What needs to be done: Copy the full set of lines exactly as given.

Material shown:
-- Begin --

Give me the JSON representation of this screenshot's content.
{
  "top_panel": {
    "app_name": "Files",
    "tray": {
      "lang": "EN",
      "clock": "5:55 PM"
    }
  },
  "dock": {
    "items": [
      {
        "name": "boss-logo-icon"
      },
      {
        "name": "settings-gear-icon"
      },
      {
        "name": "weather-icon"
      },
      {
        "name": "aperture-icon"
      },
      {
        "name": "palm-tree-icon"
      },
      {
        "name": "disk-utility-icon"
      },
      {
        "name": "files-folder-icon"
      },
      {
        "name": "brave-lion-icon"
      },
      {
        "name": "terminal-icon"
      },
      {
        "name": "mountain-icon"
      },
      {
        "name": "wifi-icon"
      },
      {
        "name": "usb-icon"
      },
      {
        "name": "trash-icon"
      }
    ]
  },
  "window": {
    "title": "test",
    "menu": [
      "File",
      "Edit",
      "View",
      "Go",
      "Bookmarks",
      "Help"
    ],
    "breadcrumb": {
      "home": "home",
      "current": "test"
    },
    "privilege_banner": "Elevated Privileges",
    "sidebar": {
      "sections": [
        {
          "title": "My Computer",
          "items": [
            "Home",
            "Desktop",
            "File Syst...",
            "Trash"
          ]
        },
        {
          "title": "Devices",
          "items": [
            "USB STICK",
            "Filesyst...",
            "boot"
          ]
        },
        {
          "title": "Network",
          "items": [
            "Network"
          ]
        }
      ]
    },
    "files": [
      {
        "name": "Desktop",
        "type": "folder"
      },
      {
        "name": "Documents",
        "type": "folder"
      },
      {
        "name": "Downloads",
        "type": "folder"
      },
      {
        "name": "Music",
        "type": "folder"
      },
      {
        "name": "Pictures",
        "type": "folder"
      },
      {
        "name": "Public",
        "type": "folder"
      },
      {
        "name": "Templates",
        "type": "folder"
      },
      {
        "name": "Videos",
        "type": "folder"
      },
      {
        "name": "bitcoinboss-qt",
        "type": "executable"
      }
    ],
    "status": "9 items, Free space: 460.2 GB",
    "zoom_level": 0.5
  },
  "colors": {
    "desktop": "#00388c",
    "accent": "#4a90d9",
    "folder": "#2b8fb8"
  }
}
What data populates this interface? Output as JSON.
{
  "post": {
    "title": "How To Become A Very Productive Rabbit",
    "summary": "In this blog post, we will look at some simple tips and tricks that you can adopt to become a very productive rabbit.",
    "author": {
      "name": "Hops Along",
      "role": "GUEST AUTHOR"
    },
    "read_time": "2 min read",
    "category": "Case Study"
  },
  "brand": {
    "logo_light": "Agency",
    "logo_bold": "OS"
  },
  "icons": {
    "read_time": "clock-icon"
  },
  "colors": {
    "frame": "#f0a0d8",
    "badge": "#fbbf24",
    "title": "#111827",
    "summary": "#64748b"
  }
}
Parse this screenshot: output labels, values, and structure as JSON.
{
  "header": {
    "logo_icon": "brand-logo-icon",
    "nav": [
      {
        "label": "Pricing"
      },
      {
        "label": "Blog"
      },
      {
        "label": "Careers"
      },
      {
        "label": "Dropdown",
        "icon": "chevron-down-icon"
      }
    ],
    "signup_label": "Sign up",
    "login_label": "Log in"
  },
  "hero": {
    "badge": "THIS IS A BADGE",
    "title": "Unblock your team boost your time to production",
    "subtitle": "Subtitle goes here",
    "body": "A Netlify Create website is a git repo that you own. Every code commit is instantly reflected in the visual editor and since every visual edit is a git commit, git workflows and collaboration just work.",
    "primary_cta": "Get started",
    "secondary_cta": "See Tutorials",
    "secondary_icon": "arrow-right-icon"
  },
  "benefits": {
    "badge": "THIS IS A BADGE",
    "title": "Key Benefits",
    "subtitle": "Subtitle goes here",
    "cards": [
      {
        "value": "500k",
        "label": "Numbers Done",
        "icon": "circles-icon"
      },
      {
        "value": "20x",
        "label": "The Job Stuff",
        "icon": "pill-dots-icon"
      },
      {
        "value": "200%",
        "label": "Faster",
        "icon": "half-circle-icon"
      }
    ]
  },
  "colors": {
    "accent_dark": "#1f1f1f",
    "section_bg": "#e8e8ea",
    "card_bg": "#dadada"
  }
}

-- End --

Result for this task:
Give me the JSON representation of this screenshot's content.
{
  "top_panel": {
    "app_name": "Files",
    "tray": {
      "lang": "EN",
      "clock": "5:55 PM"
    }
  },
  "dock": {
    "items": [
      {
        "name": "boss-logo-icon"
      },
      {
        "name": "settings-gear-icon"
      },
      {
        "name": "weather-icon"
      },
      {
        "name": "aperture-icon"
      },
      {
        "name": "palm-tree-icon"
      },
      {
        "name": "disk-utility-icon"
      },
      {
        "name": "files-folder-icon"
      },
      {
        "name": "brave-lion-icon"
      },
      {
        "name": "terminal-icon"
      },
      {
        "name": "mountain-icon"
      },
      {
        "name": "wifi-icon"
      },
      {
        "name": "usb-icon"
      },
      {
        "name": "trash-icon"
      }
    ]
  },
  "window": {
    "title": "test",
    "menu": [
      "File",
      "Edit",
      "View",
      "Go",
      "Bookmarks",
      "Help"
    ],
    "breadcrumb": {
      "home": "home",
      "current": "test"
    },
    "privilege_banner": "Elevated Privileges",
    "sidebar": {
      "sections": [
        {
          "title": "My Computer",
          "items": [
            "Home",
            "Desktop",
            "File Syst...",
            "Trash"
          ]
        },
        {
          "title": "Devices",
          "items": [
            "USB STICK",
            "Filesyst...",
            "boot"
          ]
        },
        {
          "title": "Network",
          "items": [
            "Network"
          ]
        }
      ]
    },
    "files": [
      {
        "name": "Desktop",
        "type": "folder"
      },
      {
        "name": "Documents",
        "type": "folder"
      },
      {
        "name": "Downloads",
        "type": "folder"
      },
      {
        "name": "Music",
        "type": "folder"
      },
      {
        "name": "Pictures",
        "type": "folder"
      },
      {
        "name": "Public",
        "type": "folder"
      },
      {
        "name": "Templates",
        "type": "folder"
      },
      {
        "name": "Videos",
        "type": "folder"
      },
      {
        "name": "bitcoinboss-qt",
        "type": "executable"
      }
    ],
    "status": "9 items, Free space: 460.2 GB",
    "zoom_level": 0.5
  },
  "colors": {
    "desktop": "#00388c",
    "accent": "#4a90d9",
    "folder": "#2b8fb8"
  }
}
What data populates this interface? Output as JSON.
{
  "post": {
    "title": "How To Become A Very Productive Rabbit",
    "summary": "In this blog post, we will look at some simple tips and tricks that you can adopt to become a very productive rabbit.",
    "author": {
      "name": "Hops Along",
      "role": "GUEST AUTHOR"
    },
    "read_time": "2 min read",
    "category": "Case Study"
  },
  "brand": {
    "logo_light": "Agency",
    "logo_bold": "OS"
  },
  "icons": {
    "read_time": "clock-icon"
  },
  "colors": {
    "frame": "#f0a0d8",
    "badge": "#fbbf24",
    "title": "#111827",
    "summary": "#64748b"
  }
}
Parse this screenshot: output labels, values, and structure as JSON.
{
  "header": {
    "logo_icon": "brand-logo-icon",
    "nav": [
      {
        "label": "Pricing"
      },
      {
        "label": "Blog"
      },
      {
        "label": "Careers"
      },
      {
        "label": "Dropdown",
        "icon": "chevron-down-icon"
      }
    ],
    "signup_label": "Sign up",
    "login_label": "Log in"
  },
  "hero": {
    "badge": "THIS IS A BADGE",
    "title": "Unblock your team boost your time to production",
    "subtitle": "Subtitle goes here",
    "body": "A Netlify Create website is a git repo that you own. Every code commit is instantly reflected in the visual editor and since every visual edit is a git commit, git workflows and collaboration just work.",
    "primary_cta": "Get started",
    "secondary_cta": "See Tutorials",
    "secondary_icon": "arrow-right-icon"
  },
  "benefits": {
    "badge": "THIS IS A BADGE",
    "title": "Key Benefits",
    "subtitle": "Subtitle goes here",
    "cards": [
      {
        "value": "500k",
        "label": "Numbers Done",
        "icon": "circles-icon"
      },
      {
        "value": "20x",
        "label": "The Job Stuff",
        "icon": "pill-dots-icon"
      },
      {
        "value": "200%",
        "label": "Faster",
        "icon": "half-circle-icon"
      }
    ]
  },
  "colors": {
    "accent_dark": "#1f1f1f",
    "section_bg": "#e8e8ea",
    "card_bg": "#dadada"
  }
}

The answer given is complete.